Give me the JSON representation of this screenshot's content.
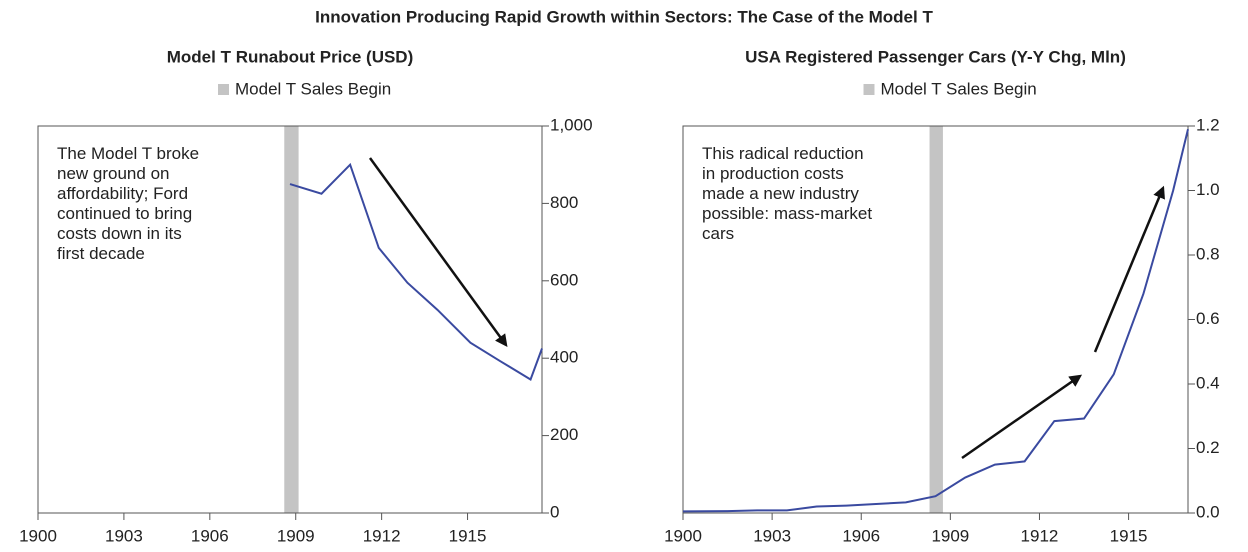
{
  "title": "Innovation Producing Rapid Growth within Sectors: The Case of the Model T",
  "chart_data": [
    {
      "type": "line",
      "title": "Model T Runabout Price (USD)",
      "shade": {
        "name": "Model T Sales Begin",
        "color": "#c4c4c4",
        "x": [
          1908.6,
          1909.1
        ]
      },
      "annotation": [
        "The Model T broke",
        "new ground on",
        "affordability; Ford",
        "continued to bring",
        "costs down in its",
        "first decade"
      ],
      "x": [
        1908.8,
        1909.9,
        1910.9,
        1911.9,
        1912.9,
        1913.95,
        1915.1,
        1916.15,
        1917.2,
        1917.6
      ],
      "values": [
        850,
        825,
        900,
        685,
        595,
        525,
        440,
        392,
        345,
        425
      ],
      "color": "#3a4aa0",
      "xlim": [
        1900,
        1917.6
      ],
      "xticks": [
        1900,
        1903,
        1906,
        1909,
        1912,
        1915
      ],
      "ylim": [
        0,
        1000
      ],
      "yticks": [
        0,
        200,
        400,
        600,
        800,
        {
          "value": 1000,
          "label": "1,000"
        }
      ]
    },
    {
      "type": "line",
      "title": "USA Registered Passenger Cars (Y-Y Chg, Mln)",
      "shade": {
        "name": "Model T Sales Begin",
        "color": "#c4c4c4",
        "x": [
          1908.3,
          1908.75
        ]
      },
      "annotation": [
        "This radical reduction",
        "in production costs",
        "made a new industry",
        "possible: mass-market",
        "cars"
      ],
      "x": [
        1900,
        1901.5,
        1902.5,
        1903.5,
        1904.5,
        1905.5,
        1906.5,
        1907.5,
        1908.5,
        1909.5,
        1910.5,
        1911.5,
        1912.5,
        1913.5,
        1914.5,
        1915.5,
        1916.5,
        1917
      ],
      "values": [
        0.005,
        0.006,
        0.008,
        0.008,
        0.02,
        0.023,
        0.028,
        0.033,
        0.052,
        0.11,
        0.15,
        0.16,
        0.285,
        0.293,
        0.43,
        0.68,
        1.0,
        1.19
      ],
      "color": "#3a4aa0",
      "xlim": [
        1900,
        1917
      ],
      "xticks": [
        1900,
        1903,
        1906,
        1909,
        1912,
        1915
      ],
      "ylim": [
        0,
        1.2
      ],
      "yticks": [
        {
          "value": 0,
          "label": "0.0"
        },
        0.2,
        0.4,
        0.6,
        0.8,
        {
          "value": 1,
          "label": "1.0"
        },
        1.2
      ]
    }
  ]
}
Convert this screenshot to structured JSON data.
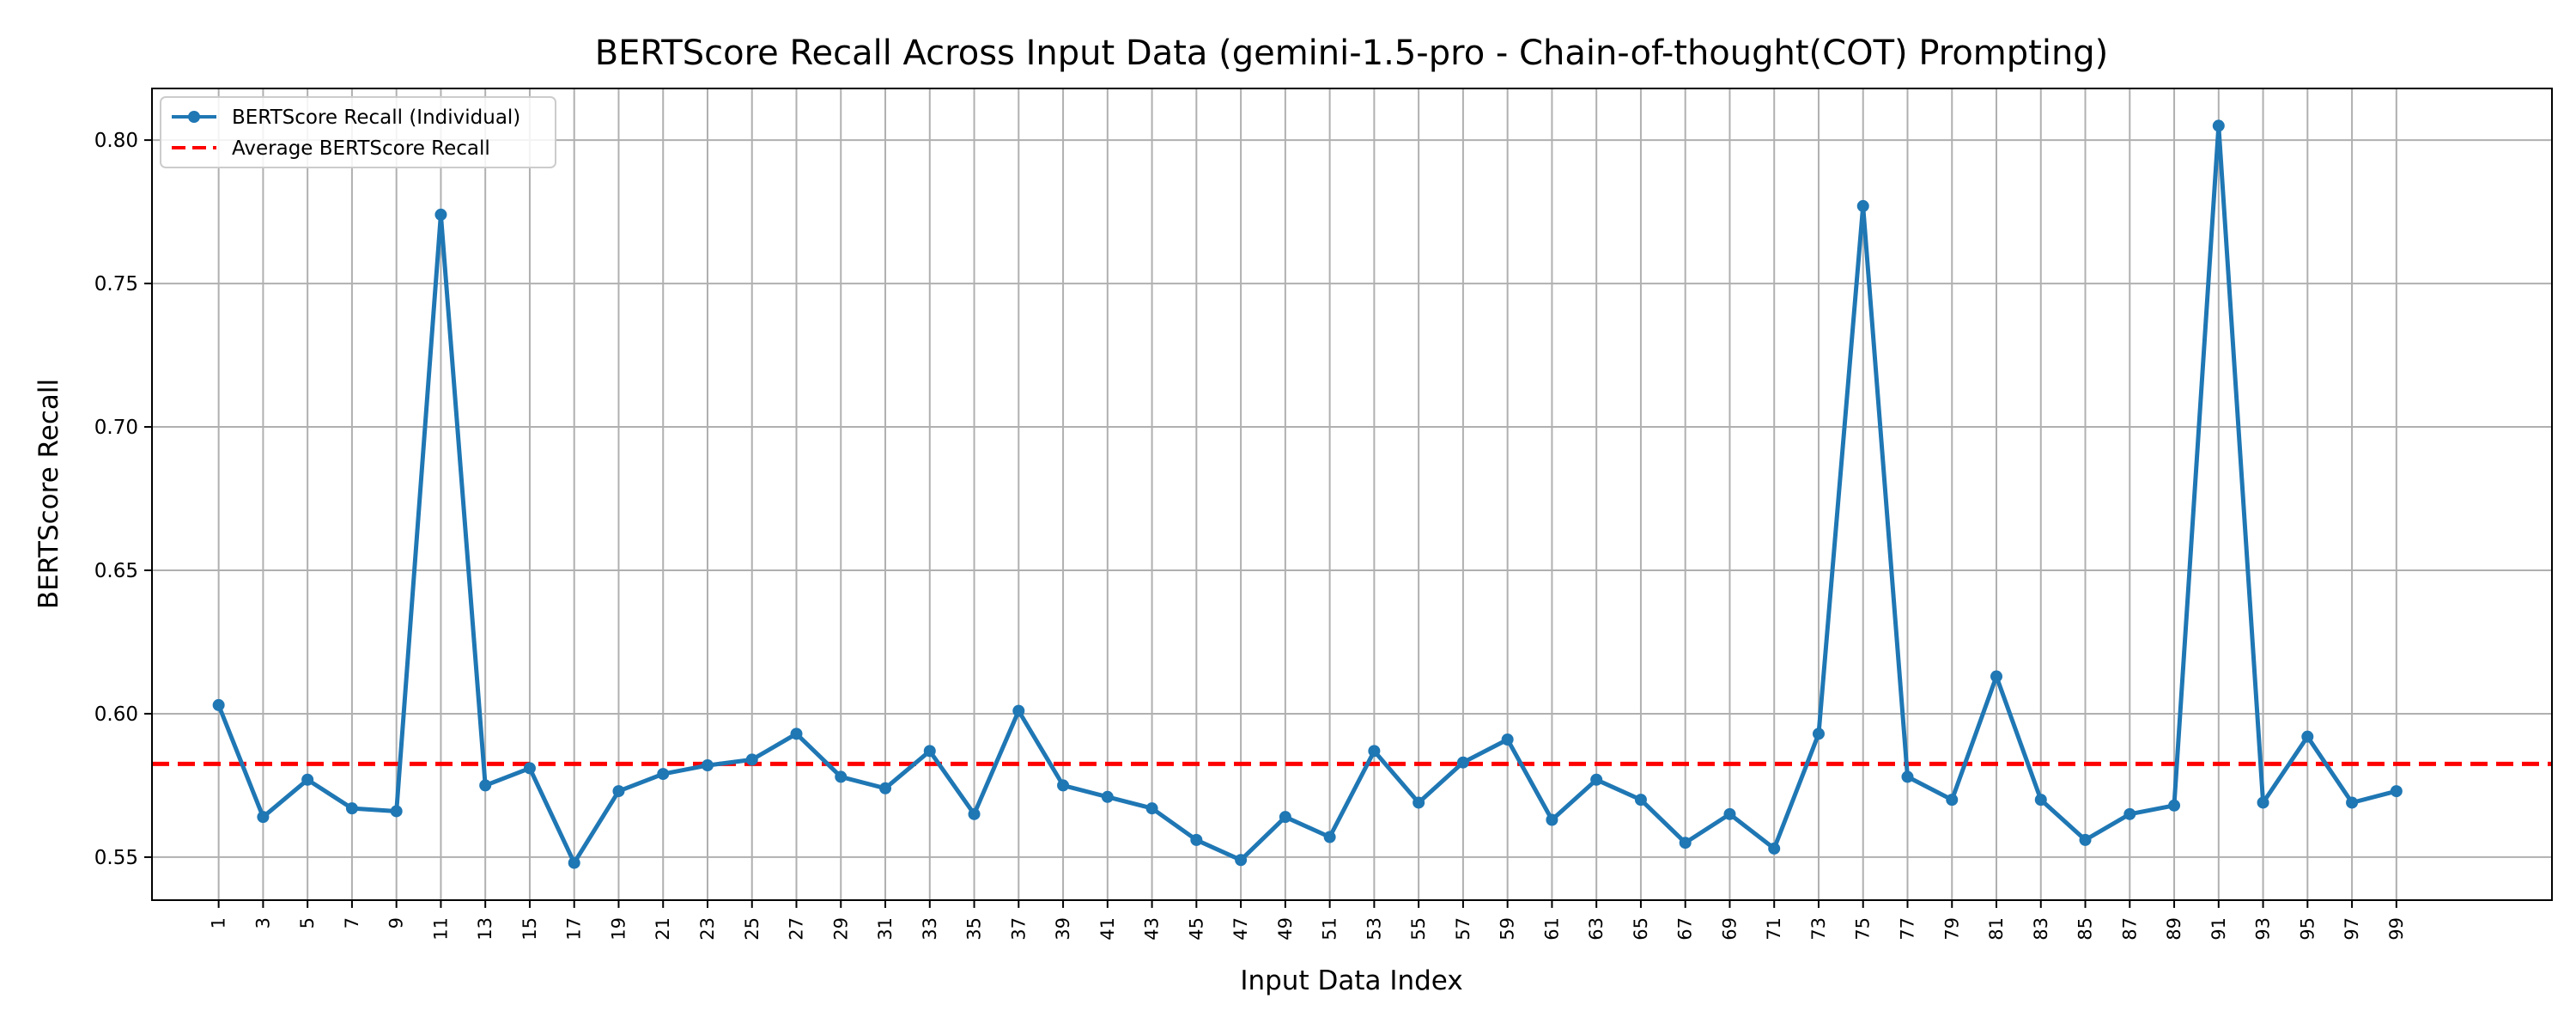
{
  "chart_data": {
    "type": "line",
    "title": "BERTScore Recall Across Input Data (gemini-1.5-pro - Chain-of-thought(COT) Prompting)",
    "xlabel": "Input Data Index",
    "ylabel": "BERTScore Recall",
    "xlim": [
      -1.5,
      52.5
    ],
    "ylim": [
      0.535,
      0.818
    ],
    "grid": true,
    "legend_position": "top-left",
    "categories": [
      "1",
      "3",
      "5",
      "7",
      "9",
      "11",
      "13",
      "15",
      "17",
      "19",
      "21",
      "23",
      "25",
      "27",
      "29",
      "31",
      "33",
      "35",
      "37",
      "39",
      "41",
      "43",
      "45",
      "47",
      "49",
      "51",
      "53",
      "55",
      "57",
      "59",
      "61",
      "63",
      "65",
      "67",
      "69",
      "71",
      "73",
      "75",
      "77",
      "79",
      "81",
      "83",
      "85",
      "87",
      "89",
      "91",
      "93",
      "95",
      "97",
      "99"
    ],
    "yticks": [
      0.55,
      0.6,
      0.65,
      0.7,
      0.75,
      0.8
    ],
    "ytick_labels": [
      "0.55",
      "0.60",
      "0.65",
      "0.70",
      "0.75",
      "0.80"
    ],
    "series": [
      {
        "name": "BERTScore Recall (Individual)",
        "color": "#1f77b4",
        "style": "solid-with-markers",
        "values": [
          0.603,
          0.564,
          0.577,
          0.567,
          0.566,
          0.774,
          0.575,
          0.581,
          0.548,
          0.573,
          0.579,
          0.582,
          0.584,
          0.593,
          0.578,
          0.574,
          0.587,
          0.565,
          0.601,
          0.575,
          0.571,
          0.567,
          0.556,
          0.549,
          0.564,
          0.557,
          0.587,
          0.569,
          0.583,
          0.591,
          0.563,
          0.577,
          0.57,
          0.555,
          0.565,
          0.553,
          0.593,
          0.777,
          0.578,
          0.57,
          0.613,
          0.57,
          0.556,
          0.565,
          0.568,
          0.805,
          0.569,
          0.592,
          0.569,
          0.573
        ]
      },
      {
        "name": "Average BERTScore Recall",
        "color": "#ff0000",
        "style": "dashed",
        "value": 0.5825
      }
    ]
  }
}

- [Work to be completed]: Above are some records. Report the number of their lines that include "style", and add nothing else.

- [Response to this exercise]: 2